▶ [TO BE DONE] Go through the entries one line at a time, and gather every line that has the word "text".

▶ [INPUT DATA]
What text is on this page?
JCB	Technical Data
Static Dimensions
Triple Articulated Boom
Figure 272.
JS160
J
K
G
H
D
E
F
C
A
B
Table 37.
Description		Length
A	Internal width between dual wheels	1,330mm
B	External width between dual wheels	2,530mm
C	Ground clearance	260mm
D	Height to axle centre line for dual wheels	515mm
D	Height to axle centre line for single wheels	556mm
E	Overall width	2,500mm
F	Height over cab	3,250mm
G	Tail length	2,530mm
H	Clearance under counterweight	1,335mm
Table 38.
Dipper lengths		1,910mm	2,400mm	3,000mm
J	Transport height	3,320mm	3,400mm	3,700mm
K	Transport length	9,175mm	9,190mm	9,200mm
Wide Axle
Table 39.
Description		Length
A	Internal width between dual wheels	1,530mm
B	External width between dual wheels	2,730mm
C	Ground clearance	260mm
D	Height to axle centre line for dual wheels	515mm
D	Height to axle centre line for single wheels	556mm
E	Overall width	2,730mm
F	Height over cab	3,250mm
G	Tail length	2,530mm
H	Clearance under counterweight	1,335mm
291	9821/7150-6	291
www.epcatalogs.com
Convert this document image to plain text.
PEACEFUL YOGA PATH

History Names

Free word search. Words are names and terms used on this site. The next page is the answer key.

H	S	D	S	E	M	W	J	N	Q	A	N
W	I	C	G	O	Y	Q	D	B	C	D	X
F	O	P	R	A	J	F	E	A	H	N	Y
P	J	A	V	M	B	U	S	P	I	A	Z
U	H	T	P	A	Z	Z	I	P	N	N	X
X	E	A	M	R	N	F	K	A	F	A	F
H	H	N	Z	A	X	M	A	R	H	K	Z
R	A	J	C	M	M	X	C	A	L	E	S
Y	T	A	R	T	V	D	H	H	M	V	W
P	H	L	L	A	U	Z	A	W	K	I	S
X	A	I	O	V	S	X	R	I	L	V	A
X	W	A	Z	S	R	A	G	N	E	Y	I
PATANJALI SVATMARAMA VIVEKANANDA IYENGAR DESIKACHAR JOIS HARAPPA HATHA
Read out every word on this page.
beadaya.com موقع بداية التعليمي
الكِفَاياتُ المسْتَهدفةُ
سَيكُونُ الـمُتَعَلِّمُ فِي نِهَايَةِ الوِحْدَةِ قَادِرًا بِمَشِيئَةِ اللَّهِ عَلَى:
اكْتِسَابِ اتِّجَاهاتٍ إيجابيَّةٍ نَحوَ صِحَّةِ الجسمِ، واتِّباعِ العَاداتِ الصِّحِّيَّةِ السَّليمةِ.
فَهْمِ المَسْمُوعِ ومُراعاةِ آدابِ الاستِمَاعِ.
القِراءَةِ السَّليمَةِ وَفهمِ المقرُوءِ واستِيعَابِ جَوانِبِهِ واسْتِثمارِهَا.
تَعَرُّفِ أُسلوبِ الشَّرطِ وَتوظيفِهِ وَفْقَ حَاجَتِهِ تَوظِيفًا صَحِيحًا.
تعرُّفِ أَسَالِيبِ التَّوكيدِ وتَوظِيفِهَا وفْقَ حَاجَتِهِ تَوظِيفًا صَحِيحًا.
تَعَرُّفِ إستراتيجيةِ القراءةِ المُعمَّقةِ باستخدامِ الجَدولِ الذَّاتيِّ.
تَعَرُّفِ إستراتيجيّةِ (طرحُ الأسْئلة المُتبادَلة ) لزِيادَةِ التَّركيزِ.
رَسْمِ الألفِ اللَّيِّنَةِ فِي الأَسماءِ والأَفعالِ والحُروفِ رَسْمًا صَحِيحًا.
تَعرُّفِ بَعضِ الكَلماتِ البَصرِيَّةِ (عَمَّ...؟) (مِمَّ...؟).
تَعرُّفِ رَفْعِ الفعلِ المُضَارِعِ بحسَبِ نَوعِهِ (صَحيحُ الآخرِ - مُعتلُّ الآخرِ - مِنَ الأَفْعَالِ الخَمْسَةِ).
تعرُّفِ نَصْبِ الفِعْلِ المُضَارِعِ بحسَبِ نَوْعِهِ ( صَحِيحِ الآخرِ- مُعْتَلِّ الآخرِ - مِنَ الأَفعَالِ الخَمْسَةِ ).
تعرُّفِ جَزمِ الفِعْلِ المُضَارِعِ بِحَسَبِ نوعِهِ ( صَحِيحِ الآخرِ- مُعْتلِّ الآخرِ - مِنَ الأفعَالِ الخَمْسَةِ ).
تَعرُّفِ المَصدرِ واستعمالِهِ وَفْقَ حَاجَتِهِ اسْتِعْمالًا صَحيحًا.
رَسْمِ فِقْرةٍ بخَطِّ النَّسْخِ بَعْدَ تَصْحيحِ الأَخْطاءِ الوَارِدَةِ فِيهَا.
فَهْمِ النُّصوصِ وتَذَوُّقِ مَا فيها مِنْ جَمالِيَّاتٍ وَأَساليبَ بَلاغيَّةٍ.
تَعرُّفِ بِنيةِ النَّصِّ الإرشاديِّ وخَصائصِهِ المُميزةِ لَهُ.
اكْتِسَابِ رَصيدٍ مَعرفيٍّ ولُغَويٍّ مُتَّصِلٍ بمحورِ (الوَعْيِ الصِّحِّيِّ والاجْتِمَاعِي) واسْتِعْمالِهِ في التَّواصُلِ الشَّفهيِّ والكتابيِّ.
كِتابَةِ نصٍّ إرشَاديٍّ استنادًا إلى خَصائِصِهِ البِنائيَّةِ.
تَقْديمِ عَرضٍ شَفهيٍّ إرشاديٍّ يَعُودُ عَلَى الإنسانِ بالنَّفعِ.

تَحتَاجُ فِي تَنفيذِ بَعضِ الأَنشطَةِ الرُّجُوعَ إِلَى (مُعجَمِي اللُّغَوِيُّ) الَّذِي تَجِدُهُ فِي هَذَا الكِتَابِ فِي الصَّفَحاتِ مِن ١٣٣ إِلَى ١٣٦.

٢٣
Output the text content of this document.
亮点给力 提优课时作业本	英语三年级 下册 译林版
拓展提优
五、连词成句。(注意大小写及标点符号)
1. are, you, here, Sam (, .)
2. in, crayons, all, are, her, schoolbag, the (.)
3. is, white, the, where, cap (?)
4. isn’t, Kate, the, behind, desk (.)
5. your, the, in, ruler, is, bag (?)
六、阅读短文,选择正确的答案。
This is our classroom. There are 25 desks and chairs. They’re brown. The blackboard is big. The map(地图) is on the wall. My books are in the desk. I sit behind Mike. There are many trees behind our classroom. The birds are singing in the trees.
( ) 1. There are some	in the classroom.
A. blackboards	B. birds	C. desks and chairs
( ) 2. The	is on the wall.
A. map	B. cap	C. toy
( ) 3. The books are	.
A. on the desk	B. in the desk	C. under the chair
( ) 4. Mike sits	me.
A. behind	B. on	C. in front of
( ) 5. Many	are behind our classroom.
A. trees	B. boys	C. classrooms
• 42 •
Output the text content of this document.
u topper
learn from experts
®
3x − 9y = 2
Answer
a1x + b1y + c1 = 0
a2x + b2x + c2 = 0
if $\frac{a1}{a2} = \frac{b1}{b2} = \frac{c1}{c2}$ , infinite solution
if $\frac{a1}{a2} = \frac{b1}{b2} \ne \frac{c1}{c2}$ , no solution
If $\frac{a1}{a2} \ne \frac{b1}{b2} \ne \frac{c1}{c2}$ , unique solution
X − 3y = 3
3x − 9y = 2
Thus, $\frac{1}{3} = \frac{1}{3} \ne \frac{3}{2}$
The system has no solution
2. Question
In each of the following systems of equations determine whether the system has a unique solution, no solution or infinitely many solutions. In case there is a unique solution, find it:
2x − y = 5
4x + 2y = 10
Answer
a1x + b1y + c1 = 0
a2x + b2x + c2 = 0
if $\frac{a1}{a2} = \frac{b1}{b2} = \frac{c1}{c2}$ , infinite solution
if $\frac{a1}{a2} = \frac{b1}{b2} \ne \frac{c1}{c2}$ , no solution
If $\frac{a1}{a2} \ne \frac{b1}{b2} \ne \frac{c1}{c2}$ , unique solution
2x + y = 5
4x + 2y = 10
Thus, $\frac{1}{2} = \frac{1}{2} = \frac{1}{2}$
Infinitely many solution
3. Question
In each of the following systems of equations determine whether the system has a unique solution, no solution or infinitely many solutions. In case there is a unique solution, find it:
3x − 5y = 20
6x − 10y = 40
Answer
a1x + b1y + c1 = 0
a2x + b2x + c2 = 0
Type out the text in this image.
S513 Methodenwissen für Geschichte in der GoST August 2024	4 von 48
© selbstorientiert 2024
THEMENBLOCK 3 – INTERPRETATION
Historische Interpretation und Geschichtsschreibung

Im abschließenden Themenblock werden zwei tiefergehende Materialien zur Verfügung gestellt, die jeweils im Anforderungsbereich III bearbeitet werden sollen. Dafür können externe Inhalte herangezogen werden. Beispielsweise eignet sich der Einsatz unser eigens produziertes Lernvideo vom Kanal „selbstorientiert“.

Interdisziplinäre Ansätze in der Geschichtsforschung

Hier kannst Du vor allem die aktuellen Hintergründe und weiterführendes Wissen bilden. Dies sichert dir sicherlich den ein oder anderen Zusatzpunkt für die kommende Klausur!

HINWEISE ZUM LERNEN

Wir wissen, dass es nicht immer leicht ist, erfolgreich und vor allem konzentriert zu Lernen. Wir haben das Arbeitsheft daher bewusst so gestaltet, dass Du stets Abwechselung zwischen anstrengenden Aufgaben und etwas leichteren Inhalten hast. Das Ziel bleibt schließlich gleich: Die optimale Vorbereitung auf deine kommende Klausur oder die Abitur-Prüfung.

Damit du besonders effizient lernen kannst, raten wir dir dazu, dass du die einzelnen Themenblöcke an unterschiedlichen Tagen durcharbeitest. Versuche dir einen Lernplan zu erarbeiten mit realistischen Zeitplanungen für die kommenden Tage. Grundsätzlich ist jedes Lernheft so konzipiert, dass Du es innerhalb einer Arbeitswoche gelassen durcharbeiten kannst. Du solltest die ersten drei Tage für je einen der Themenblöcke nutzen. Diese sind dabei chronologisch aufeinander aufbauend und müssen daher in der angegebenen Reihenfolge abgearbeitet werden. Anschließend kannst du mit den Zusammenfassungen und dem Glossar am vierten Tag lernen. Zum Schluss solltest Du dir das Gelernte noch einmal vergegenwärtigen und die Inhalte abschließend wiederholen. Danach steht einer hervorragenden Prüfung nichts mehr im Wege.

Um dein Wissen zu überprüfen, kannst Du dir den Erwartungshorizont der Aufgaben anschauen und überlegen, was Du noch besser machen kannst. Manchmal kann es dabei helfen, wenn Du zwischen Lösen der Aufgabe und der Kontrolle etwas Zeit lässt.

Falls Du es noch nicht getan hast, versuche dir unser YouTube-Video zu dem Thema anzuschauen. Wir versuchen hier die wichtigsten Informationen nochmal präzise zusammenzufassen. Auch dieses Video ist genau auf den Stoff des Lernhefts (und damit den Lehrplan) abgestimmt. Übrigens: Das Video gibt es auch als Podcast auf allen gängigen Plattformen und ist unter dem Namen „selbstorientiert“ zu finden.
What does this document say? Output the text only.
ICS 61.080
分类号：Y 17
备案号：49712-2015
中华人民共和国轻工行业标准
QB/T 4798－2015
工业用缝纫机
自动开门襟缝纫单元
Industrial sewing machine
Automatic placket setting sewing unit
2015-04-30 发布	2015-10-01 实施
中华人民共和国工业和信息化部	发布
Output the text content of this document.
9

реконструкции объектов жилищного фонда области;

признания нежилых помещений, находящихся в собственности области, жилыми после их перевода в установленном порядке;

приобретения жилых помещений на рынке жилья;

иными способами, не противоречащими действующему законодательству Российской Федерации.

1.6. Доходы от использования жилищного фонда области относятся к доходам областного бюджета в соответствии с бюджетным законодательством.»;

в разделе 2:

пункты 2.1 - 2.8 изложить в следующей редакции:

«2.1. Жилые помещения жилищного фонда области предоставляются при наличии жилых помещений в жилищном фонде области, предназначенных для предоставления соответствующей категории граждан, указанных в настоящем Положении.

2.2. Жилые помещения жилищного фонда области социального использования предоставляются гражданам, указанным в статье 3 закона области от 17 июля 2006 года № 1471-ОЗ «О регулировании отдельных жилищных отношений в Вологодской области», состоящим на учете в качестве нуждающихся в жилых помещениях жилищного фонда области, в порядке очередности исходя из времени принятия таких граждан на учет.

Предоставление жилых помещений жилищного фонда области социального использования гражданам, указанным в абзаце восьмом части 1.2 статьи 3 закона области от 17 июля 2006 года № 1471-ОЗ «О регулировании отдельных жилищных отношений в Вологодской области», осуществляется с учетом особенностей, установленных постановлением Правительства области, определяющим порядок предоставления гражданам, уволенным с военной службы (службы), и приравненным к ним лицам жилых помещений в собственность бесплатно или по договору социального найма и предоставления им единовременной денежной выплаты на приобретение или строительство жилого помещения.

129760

▶ [PROBLEM SOLUTION]
What text is on this page?
Convert this document image to plain text.
Output the text content of this document.
Output the text content of this document.
Type out the text in this image.
What does this document say? Output the text only.
Output the text content of this document.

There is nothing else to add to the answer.